(begin)

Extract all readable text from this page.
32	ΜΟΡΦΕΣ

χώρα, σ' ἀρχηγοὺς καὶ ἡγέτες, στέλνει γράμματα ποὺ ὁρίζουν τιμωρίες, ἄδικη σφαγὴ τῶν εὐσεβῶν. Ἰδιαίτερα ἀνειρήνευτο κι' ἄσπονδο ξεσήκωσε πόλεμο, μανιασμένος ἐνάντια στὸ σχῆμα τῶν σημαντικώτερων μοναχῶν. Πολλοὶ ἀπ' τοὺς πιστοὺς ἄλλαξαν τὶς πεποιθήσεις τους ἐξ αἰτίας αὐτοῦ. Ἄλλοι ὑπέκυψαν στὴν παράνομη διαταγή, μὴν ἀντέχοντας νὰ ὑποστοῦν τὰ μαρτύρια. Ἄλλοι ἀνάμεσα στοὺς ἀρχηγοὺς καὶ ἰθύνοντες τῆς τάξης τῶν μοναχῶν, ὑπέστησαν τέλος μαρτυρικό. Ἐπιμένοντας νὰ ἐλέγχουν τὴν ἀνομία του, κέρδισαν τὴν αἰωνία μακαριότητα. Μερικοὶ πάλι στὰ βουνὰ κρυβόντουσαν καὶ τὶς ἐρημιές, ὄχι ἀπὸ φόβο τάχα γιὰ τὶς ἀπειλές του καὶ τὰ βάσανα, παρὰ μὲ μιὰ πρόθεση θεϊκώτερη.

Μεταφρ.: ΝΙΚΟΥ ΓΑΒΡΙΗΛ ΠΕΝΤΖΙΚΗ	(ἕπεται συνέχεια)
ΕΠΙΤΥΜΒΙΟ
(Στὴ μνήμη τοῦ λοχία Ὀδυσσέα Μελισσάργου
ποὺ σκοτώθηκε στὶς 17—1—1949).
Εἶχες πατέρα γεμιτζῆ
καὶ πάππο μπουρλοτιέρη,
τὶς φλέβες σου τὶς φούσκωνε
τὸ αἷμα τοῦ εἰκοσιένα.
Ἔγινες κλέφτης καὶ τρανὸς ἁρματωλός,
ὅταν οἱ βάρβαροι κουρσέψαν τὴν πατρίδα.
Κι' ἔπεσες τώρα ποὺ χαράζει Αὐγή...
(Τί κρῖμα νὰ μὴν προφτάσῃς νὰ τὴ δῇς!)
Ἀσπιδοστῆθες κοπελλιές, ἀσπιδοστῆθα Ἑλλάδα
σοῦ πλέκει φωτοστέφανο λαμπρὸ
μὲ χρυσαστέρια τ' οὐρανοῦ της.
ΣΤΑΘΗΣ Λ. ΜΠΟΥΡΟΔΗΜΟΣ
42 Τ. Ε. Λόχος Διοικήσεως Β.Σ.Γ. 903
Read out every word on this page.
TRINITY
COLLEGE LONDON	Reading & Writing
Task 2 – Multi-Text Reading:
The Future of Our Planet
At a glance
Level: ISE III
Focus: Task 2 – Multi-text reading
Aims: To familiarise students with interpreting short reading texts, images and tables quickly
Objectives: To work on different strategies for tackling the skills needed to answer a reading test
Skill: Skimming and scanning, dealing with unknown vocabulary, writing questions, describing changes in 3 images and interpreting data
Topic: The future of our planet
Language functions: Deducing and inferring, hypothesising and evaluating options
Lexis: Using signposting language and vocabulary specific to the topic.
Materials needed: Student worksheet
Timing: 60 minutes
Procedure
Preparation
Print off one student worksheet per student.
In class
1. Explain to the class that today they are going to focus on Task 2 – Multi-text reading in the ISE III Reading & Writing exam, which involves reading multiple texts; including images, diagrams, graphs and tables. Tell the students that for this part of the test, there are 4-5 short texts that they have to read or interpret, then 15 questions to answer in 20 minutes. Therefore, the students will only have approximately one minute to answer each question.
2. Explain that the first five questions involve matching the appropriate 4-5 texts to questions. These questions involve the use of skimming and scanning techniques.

(end)

Copy out every entry again, exactly as it was given.

Extract all readable text from this page.
32	ΜΟΡΦΕΣ

χώρα, σ' ἀρχηγοὺς καὶ ἡγέτες, στέλνει γράμματα ποὺ ὁρίζουν τιμωρίες, ἄδικη σφαγὴ τῶν εὐσεβῶν. Ἰδιαίτερα ἀνειρήνευτο κι' ἄσπονδο ξεσήκωσε πόλεμο, μανιασμένος ἐνάντια στὸ σχῆμα τῶν σημαντικώτερων μοναχῶν. Πολλοὶ ἀπ' τοὺς πιστοὺς ἄλλαξαν τὶς πεποιθήσεις τους ἐξ αἰτίας αὐτοῦ. Ἄλλοι ὑπέκυψαν στὴν παράνομη διαταγή, μὴν ἀντέχοντας νὰ ὑποστοῦν τὰ μαρτύρια. Ἄλλοι ἀνάμεσα στοὺς ἀρχηγοὺς καὶ ἰθύνοντες τῆς τάξης τῶν μοναχῶν, ὑπέστησαν τέλος μαρτυρικό. Ἐπιμένοντας νὰ ἐλέγχουν τὴν ἀνομία του, κέρδισαν τὴν αἰωνία μακαριότητα. Μερικοὶ πάλι στὰ βουνὰ κρυβόντουσαν καὶ τὶς ἐρημιές, ὄχι ἀπὸ φόβο τάχα γιὰ τὶς ἀπειλές του καὶ τὰ βάσανα, παρὰ μὲ μιὰ πρόθεση θεϊκώτερη.

Μεταφρ.: ΝΙΚΟΥ ΓΑΒΡΙΗΛ ΠΕΝΤΖΙΚΗ	(ἕπεται συνέχεια)
ΕΠΙΤΥΜΒΙΟ
(Στὴ μνήμη τοῦ λοχία Ὀδυσσέα Μελισσάργου
ποὺ σκοτώθηκε στὶς 17—1—1949).
Εἶχες πατέρα γεμιτζῆ
καὶ πάππο μπουρλοτιέρη,
τὶς φλέβες σου τὶς φούσκωνε
τὸ αἷμα τοῦ εἰκοσιένα.
Ἔγινες κλέφτης καὶ τρανὸς ἁρματωλός,
ὅταν οἱ βάρβαροι κουρσέψαν τὴν πατρίδα.
Κι' ἔπεσες τώρα ποὺ χαράζει Αὐγή...
(Τί κρῖμα νὰ μὴν προφτάσῃς νὰ τὴ δῇς!)
Ἀσπιδοστῆθες κοπελλιές, ἀσπιδοστῆθα Ἑλλάδα
σοῦ πλέκει φωτοστέφανο λαμπρὸ
μὲ χρυσαστέρια τ' οὐρανοῦ της.
ΣΤΑΘΗΣ Λ. ΜΠΟΥΡΟΔΗΜΟΣ
42 Τ. Ε. Λόχος Διοικήσεως Β.Σ.Γ. 903
Read out every word on this page.
TRINITY
COLLEGE LONDON	Reading & Writing
Task 2 – Multi-Text Reading:
The Future of Our Planet
At a glance
Level: ISE III
Focus: Task 2 – Multi-text reading
Aims: To familiarise students with interpreting short reading texts, images and tables quickly
Objectives: To work on different strategies for tackling the skills needed to answer a reading test
Skill: Skimming and scanning, dealing with unknown vocabulary, writing questions, describing changes in 3 images and interpreting data
Topic: The future of our planet
Language functions: Deducing and inferring, hypothesising and evaluating options
Lexis: Using signposting language and vocabulary specific to the topic.
Materials needed: Student worksheet
Timing: 60 minutes
Procedure
Preparation
Print off one student worksheet per student.
In class
1. Explain to the class that today they are going to focus on Task 2 – Multi-text reading in the ISE III Reading & Writing exam, which involves reading multiple texts; including images, diagrams, graphs and tables. Tell the students that for this part of the test, there are 4-5 short texts that they have to read or interpret, then 15 questions to answer in 20 minutes. Therefore, the students will only have approximately one minute to answer each question.
2. Explain that the first five questions involve matching the appropriate 4-5 texts to questions. These questions involve the use of skimming and scanning techniques.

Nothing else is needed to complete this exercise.